Stated exercise
Locate and copy each line in the data that contains the word "color".

** Start of Dataset excerpts **

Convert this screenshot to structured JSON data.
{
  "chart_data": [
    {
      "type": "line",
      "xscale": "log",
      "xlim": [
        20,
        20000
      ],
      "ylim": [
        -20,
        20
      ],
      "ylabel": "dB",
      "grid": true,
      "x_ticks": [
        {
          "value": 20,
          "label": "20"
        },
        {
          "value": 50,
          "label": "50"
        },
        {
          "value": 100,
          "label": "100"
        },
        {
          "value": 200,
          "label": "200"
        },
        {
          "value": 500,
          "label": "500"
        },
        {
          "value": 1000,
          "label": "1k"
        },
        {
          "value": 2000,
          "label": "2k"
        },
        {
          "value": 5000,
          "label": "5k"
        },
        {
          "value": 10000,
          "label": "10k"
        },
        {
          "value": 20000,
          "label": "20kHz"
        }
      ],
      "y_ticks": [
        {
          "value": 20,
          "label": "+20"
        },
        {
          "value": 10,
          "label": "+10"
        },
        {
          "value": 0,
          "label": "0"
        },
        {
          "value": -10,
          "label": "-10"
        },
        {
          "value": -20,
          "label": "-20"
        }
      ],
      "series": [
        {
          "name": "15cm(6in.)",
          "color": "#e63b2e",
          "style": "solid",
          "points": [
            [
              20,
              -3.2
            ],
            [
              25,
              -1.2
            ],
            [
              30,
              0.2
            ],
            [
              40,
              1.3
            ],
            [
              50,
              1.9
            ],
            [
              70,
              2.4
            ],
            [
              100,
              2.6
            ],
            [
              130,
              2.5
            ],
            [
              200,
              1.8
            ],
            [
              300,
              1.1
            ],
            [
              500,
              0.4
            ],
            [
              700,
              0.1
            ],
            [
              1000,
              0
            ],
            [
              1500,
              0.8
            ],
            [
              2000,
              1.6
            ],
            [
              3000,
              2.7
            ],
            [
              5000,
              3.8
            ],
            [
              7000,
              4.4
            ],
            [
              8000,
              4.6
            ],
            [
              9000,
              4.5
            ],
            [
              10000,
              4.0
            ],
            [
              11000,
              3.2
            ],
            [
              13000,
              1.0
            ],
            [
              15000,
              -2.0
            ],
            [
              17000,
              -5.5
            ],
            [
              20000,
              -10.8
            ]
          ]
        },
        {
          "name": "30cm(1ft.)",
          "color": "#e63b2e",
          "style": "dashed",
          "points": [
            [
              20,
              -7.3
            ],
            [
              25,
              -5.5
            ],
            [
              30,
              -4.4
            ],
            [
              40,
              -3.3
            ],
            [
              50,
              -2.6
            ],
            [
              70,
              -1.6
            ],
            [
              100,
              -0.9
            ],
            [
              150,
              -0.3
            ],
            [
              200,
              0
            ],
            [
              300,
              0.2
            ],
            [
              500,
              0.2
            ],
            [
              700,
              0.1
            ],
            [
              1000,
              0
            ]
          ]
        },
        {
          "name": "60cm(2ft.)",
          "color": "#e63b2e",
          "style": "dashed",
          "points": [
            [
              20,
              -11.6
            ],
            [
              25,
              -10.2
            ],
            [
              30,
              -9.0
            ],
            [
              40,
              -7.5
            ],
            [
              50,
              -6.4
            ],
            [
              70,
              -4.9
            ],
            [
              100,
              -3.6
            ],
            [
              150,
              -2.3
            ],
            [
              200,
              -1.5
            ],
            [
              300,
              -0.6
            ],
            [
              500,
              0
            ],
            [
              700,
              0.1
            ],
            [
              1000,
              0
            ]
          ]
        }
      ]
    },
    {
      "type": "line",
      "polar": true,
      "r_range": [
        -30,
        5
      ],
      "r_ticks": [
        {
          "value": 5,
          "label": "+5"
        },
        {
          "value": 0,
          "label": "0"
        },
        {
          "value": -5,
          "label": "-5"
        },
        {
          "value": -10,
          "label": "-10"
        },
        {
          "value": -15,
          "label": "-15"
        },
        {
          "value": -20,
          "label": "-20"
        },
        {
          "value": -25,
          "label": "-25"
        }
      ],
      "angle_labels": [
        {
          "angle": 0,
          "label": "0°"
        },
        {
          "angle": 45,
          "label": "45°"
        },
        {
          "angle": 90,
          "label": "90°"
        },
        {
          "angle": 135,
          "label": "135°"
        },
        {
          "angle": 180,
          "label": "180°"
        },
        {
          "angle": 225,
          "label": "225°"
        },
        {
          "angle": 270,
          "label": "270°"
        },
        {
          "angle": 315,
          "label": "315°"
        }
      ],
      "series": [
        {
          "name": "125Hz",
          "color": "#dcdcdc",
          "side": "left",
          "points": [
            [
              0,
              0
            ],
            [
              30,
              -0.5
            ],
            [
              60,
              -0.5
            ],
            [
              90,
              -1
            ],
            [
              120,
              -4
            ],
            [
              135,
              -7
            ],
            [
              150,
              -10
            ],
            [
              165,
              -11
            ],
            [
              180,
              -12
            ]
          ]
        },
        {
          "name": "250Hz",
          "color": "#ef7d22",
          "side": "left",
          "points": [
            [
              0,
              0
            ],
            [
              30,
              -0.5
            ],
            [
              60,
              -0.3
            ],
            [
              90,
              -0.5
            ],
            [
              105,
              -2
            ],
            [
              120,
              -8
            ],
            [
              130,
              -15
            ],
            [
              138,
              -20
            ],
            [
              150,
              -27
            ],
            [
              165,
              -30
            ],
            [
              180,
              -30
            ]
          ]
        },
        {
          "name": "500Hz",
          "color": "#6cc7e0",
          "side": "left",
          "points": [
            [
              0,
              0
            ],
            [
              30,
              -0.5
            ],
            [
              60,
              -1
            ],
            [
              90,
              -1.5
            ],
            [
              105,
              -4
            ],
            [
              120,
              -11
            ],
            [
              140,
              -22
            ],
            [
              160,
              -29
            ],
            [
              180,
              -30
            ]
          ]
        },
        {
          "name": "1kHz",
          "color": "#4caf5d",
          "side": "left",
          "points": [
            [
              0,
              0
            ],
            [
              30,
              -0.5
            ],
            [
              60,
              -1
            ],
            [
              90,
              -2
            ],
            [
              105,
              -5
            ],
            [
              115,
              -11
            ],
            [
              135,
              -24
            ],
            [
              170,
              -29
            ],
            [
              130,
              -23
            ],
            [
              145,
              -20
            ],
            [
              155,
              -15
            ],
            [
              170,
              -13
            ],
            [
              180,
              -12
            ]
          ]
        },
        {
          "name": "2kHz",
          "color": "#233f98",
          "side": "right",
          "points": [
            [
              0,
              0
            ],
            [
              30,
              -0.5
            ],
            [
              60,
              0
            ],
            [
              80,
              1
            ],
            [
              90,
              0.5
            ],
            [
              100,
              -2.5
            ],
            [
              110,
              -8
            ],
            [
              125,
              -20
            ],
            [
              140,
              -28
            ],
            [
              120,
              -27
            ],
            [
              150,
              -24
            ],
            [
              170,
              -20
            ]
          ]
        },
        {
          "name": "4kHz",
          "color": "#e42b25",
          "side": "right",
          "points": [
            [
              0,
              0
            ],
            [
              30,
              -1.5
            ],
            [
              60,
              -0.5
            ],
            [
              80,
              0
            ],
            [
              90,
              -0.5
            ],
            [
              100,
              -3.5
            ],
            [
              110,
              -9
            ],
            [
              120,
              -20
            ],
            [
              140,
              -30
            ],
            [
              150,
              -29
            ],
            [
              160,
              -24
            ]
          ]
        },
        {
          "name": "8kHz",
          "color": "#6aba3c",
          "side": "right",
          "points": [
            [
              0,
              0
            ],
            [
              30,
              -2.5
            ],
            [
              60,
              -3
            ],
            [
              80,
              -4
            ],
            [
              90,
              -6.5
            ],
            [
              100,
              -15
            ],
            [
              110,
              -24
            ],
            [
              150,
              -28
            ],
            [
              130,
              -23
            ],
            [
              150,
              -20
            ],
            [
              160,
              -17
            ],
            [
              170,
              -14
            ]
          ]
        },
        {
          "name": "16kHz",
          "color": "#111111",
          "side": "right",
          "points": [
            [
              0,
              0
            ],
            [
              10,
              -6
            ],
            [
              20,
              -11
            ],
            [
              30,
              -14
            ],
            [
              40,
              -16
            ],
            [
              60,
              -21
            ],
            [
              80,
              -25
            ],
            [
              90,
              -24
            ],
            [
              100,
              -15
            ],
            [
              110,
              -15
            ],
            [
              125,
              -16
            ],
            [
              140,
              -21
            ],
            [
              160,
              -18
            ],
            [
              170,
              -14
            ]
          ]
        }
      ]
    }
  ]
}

** End of Dataset excerpts **

Reply to the exercise
          "color": "#e63b2e",
          "color": "#e63b2e",
          "color": "#e63b2e",
          "color": "#dcdcdc",
          "color": "#ef7d22",
          "color": "#6cc7e0",
          "color": "#4caf5d",
          "color": "#233f98",
          "color": "#e42b25",
          "color": "#6aba3c",
          "color": "#111111",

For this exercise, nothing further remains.